Supplied entries:

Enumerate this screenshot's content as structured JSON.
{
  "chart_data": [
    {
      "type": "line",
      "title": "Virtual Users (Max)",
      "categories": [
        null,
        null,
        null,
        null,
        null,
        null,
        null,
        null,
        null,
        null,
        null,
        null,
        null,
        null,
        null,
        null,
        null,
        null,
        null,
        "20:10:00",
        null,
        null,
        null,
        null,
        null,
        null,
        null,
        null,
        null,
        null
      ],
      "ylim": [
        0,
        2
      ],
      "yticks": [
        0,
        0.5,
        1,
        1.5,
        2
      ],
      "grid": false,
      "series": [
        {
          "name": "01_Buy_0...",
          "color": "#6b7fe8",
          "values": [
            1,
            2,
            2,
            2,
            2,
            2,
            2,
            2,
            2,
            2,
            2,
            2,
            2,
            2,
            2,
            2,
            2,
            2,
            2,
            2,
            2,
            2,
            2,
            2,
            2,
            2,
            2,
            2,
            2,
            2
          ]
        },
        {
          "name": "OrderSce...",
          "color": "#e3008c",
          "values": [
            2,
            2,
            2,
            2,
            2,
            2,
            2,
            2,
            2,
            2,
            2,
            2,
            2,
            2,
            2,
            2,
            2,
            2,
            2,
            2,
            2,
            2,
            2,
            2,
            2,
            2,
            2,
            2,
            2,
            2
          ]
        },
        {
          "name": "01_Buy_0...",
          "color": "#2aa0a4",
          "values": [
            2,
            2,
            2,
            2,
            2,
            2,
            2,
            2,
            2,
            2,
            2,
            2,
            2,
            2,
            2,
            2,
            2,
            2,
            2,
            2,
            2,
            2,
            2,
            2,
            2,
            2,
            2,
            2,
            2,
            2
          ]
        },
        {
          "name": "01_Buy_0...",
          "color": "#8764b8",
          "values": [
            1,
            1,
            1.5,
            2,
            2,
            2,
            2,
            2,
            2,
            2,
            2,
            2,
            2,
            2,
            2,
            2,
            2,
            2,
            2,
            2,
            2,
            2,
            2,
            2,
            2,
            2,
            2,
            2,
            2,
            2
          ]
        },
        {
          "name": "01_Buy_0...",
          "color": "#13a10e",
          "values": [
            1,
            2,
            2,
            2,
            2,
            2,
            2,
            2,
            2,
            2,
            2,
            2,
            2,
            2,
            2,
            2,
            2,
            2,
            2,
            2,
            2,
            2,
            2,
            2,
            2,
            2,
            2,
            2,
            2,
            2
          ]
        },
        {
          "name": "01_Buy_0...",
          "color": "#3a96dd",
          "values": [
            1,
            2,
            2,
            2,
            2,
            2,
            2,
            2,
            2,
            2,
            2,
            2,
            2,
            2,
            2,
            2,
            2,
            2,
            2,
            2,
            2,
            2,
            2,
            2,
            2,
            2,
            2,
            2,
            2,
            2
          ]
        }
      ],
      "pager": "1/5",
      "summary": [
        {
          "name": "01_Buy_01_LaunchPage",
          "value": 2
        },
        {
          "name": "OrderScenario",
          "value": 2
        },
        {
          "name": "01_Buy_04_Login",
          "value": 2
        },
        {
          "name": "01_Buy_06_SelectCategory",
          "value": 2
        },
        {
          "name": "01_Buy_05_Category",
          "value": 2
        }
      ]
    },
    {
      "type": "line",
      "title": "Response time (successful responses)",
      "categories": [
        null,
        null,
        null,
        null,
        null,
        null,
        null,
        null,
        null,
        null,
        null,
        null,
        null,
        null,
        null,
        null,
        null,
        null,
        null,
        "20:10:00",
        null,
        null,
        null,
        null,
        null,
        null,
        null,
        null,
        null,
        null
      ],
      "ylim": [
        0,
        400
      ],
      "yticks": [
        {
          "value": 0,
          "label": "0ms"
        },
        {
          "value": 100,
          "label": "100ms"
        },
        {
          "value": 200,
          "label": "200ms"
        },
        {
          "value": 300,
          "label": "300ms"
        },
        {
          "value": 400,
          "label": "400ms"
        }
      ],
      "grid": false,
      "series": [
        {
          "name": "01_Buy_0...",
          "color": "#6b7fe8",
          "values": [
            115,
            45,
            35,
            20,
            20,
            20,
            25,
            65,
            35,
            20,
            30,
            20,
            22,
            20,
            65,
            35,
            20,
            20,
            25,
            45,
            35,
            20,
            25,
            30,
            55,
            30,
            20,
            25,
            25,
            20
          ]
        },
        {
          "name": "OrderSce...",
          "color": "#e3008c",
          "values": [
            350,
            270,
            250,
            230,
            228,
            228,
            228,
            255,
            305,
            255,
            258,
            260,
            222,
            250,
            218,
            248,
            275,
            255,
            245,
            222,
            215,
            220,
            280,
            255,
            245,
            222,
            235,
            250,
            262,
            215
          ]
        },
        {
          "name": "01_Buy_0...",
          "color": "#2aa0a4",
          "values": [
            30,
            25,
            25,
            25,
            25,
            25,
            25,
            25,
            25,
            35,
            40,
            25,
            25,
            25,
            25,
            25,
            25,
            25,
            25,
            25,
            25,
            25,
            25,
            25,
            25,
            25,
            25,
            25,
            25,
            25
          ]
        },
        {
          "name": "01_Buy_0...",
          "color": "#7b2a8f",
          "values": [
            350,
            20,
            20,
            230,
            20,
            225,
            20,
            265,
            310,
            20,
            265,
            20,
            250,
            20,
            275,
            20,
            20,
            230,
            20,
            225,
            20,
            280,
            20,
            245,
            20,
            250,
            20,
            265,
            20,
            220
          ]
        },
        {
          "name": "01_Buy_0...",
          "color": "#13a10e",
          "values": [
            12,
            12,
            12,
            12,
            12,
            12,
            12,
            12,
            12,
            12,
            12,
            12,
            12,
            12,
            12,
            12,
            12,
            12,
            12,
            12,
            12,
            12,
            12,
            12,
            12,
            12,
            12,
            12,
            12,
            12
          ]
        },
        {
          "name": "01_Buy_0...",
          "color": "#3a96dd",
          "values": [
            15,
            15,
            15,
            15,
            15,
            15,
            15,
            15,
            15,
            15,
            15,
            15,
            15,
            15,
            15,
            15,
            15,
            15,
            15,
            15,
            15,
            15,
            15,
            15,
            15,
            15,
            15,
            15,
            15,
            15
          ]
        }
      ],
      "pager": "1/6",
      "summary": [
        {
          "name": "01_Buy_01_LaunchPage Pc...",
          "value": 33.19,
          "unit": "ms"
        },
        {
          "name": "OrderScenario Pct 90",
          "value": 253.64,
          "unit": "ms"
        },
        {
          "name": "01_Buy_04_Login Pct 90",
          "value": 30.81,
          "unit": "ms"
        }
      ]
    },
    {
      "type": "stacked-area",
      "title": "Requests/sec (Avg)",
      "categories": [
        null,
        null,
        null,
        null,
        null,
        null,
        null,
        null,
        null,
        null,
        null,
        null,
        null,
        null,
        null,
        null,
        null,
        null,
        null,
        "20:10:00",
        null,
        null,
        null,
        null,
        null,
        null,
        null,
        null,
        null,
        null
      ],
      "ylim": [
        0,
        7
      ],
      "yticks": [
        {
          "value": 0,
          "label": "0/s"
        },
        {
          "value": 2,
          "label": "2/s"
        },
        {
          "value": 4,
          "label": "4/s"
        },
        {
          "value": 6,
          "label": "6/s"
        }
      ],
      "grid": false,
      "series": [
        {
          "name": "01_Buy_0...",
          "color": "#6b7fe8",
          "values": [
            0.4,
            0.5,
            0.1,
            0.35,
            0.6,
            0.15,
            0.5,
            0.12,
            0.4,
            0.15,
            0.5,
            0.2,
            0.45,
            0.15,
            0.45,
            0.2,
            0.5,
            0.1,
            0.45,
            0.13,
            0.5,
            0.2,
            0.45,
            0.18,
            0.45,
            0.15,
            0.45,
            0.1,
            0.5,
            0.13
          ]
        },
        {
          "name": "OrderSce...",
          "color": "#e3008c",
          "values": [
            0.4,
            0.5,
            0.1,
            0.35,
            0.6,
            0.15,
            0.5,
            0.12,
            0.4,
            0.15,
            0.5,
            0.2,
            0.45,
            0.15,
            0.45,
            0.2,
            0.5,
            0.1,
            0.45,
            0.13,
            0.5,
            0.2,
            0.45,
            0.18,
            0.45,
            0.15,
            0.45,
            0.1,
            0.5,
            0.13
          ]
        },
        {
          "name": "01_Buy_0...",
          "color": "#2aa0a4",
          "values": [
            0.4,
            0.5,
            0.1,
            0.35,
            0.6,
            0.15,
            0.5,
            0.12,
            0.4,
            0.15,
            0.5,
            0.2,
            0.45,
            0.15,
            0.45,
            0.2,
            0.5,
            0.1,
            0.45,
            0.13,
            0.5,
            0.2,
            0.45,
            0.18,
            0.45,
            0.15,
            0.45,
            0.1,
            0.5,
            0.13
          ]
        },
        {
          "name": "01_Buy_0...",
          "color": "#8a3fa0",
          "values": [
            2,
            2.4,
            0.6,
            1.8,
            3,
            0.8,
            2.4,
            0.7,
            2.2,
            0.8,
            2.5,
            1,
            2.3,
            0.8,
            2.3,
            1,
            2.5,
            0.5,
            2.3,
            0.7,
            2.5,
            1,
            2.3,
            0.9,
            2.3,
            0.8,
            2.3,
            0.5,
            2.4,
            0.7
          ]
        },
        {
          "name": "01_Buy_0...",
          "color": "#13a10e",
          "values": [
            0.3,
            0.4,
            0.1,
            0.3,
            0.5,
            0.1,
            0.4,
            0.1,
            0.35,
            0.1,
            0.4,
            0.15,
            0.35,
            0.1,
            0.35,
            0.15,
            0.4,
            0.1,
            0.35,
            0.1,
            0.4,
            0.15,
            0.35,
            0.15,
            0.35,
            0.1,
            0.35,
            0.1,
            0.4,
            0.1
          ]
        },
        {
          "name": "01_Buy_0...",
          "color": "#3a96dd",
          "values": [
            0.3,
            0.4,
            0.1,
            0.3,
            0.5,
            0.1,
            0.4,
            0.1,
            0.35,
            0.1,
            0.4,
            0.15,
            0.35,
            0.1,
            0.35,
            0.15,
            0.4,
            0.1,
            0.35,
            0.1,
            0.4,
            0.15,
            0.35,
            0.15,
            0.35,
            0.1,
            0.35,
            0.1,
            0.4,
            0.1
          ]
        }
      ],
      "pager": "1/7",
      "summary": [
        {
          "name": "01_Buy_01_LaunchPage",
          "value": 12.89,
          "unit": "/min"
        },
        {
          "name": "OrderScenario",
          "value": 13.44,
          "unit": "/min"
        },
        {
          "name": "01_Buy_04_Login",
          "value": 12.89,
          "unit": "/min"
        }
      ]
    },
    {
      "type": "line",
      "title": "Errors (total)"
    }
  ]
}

Task brief: Take each line of the material that contains the word "title" and list it.

Solution to the problem:
      "title": "Virtual Users (Max)",
      "title": "Response time (successful responses)",
      "title": "Requests/sec (Avg)",
      "title": "Errors (total)"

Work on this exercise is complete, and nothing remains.